**Material provided**

= = =

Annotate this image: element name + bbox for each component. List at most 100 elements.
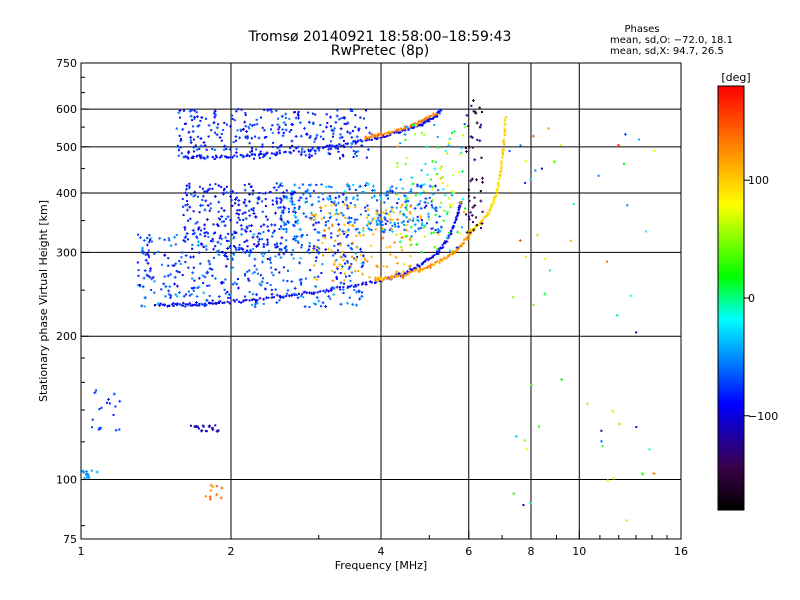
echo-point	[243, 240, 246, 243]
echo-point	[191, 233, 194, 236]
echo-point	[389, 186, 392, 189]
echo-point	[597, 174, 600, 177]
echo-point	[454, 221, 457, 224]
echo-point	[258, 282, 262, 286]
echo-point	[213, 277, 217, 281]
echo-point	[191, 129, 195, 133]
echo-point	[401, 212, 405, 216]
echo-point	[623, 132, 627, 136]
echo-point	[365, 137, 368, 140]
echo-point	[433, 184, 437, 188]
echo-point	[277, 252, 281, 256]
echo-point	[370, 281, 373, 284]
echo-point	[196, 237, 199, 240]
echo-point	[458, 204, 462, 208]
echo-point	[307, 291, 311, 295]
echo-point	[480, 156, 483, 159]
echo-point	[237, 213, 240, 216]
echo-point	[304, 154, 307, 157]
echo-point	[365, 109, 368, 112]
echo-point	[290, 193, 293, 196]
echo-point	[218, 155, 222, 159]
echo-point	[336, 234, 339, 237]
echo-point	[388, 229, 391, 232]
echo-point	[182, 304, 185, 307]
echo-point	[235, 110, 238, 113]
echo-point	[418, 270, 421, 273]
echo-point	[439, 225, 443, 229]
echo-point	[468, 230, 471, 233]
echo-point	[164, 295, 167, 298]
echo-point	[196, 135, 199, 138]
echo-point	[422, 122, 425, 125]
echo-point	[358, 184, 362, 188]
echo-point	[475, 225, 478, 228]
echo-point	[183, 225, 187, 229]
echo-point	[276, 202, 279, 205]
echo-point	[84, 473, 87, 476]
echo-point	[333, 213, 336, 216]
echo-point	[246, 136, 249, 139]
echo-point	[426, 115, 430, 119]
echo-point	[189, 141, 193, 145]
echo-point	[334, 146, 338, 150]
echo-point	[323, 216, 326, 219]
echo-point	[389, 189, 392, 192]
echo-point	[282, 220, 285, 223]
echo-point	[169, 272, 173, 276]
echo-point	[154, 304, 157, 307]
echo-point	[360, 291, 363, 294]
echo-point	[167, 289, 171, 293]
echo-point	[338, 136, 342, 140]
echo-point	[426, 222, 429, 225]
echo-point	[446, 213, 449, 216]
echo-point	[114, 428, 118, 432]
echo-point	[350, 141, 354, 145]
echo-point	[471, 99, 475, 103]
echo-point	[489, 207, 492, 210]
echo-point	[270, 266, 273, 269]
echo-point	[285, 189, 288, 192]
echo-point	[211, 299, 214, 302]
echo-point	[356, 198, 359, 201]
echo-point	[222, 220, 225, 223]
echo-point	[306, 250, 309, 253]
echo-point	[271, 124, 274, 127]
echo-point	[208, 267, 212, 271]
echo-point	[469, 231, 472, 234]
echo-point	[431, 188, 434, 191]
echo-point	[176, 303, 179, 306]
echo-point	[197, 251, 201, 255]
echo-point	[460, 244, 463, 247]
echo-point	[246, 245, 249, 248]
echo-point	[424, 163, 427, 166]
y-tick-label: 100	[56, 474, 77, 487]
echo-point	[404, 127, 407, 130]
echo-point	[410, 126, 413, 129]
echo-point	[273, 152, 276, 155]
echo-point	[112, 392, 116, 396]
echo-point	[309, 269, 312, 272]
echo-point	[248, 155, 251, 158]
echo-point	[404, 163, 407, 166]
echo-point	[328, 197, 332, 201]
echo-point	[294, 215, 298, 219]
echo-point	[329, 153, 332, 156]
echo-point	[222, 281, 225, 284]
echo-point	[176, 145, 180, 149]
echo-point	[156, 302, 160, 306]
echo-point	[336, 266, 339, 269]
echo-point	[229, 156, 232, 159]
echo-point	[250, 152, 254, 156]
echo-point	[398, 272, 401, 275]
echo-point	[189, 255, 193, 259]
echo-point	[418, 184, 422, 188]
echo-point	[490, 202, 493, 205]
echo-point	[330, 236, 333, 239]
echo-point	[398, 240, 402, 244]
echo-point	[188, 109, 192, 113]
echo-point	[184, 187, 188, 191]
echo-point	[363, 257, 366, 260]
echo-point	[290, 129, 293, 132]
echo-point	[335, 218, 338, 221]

= = =

**Exercise instructions**
Can you reproduce every line of the material above verbatim, with any picture left out?

**Answer to the exercise**
Annotate this image: element name + bbox for each component. List at most 100 elements.
echo-point	[243, 240, 246, 243]
echo-point	[191, 233, 194, 236]
echo-point	[389, 186, 392, 189]
echo-point	[597, 174, 600, 177]
echo-point	[454, 221, 457, 224]
echo-point	[258, 282, 262, 286]
echo-point	[213, 277, 217, 281]
echo-point	[191, 129, 195, 133]
echo-point	[401, 212, 405, 216]
echo-point	[623, 132, 627, 136]
echo-point	[365, 137, 368, 140]
echo-point	[433, 184, 437, 188]
echo-point	[277, 252, 281, 256]
echo-point	[370, 281, 373, 284]
echo-point	[196, 237, 199, 240]
echo-point	[458, 204, 462, 208]
echo-point	[307, 291, 311, 295]
echo-point	[480, 156, 483, 159]
echo-point	[237, 213, 240, 216]
echo-point	[304, 154, 307, 157]
echo-point	[365, 109, 368, 112]
echo-point	[290, 193, 293, 196]
echo-point	[218, 155, 222, 159]
echo-point	[336, 234, 339, 237]
echo-point	[388, 229, 391, 232]
echo-point	[182, 304, 185, 307]
echo-point	[235, 110, 238, 113]
echo-point	[418, 270, 421, 273]
echo-point	[439, 225, 443, 229]
echo-point	[468, 230, 471, 233]
echo-point	[164, 295, 167, 298]
echo-point	[196, 135, 199, 138]
echo-point	[422, 122, 425, 125]
echo-point	[358, 184, 362, 188]
echo-point	[475, 225, 478, 228]
echo-point	[183, 225, 187, 229]
echo-point	[276, 202, 279, 205]
echo-point	[84, 473, 87, 476]
echo-point	[333, 213, 336, 216]
echo-point	[246, 136, 249, 139]
echo-point	[426, 115, 430, 119]
echo-point	[189, 141, 193, 145]
echo-point	[334, 146, 338, 150]
echo-point	[323, 216, 326, 219]
echo-point	[389, 189, 392, 192]
echo-point	[282, 220, 285, 223]
echo-point	[169, 272, 173, 276]
echo-point	[154, 304, 157, 307]
echo-point	[360, 291, 363, 294]
echo-point	[167, 289, 171, 293]
echo-point	[338, 136, 342, 140]
echo-point	[426, 222, 429, 225]
echo-point	[446, 213, 449, 216]
echo-point	[114, 428, 118, 432]
echo-point	[350, 141, 354, 145]
echo-point	[471, 99, 475, 103]
echo-point	[489, 207, 492, 210]
echo-point	[270, 266, 273, 269]
echo-point	[285, 189, 288, 192]
echo-point	[211, 299, 214, 302]
echo-point	[356, 198, 359, 201]
echo-point	[222, 220, 225, 223]
echo-point	[306, 250, 309, 253]
echo-point	[271, 124, 274, 127]
echo-point	[208, 267, 212, 271]
echo-point	[469, 231, 472, 234]
echo-point	[431, 188, 434, 191]
echo-point	[176, 303, 179, 306]
echo-point	[197, 251, 201, 255]
echo-point	[460, 244, 463, 247]
echo-point	[246, 245, 249, 248]
echo-point	[424, 163, 427, 166]
y-tick-label: 100	[56, 474, 77, 487]
echo-point	[404, 127, 407, 130]
echo-point	[410, 126, 413, 129]
echo-point	[273, 152, 276, 155]
echo-point	[112, 392, 116, 396]
echo-point	[309, 269, 312, 272]
echo-point	[248, 155, 251, 158]
echo-point	[404, 163, 407, 166]
echo-point	[328, 197, 332, 201]
echo-point	[294, 215, 298, 219]
echo-point	[329, 153, 332, 156]
echo-point	[222, 281, 225, 284]
echo-point	[176, 145, 180, 149]
echo-point	[156, 302, 160, 306]
echo-point	[336, 266, 339, 269]
echo-point	[229, 156, 232, 159]
echo-point	[250, 152, 254, 156]
echo-point	[398, 272, 401, 275]
echo-point	[189, 255, 193, 259]
echo-point	[418, 184, 422, 188]
echo-point	[490, 202, 493, 205]
echo-point	[330, 236, 333, 239]
echo-point	[398, 240, 402, 244]
echo-point	[188, 109, 192, 113]
echo-point	[184, 187, 188, 191]
echo-point	[363, 257, 366, 260]
echo-point	[290, 129, 293, 132]
echo-point	[335, 218, 338, 221]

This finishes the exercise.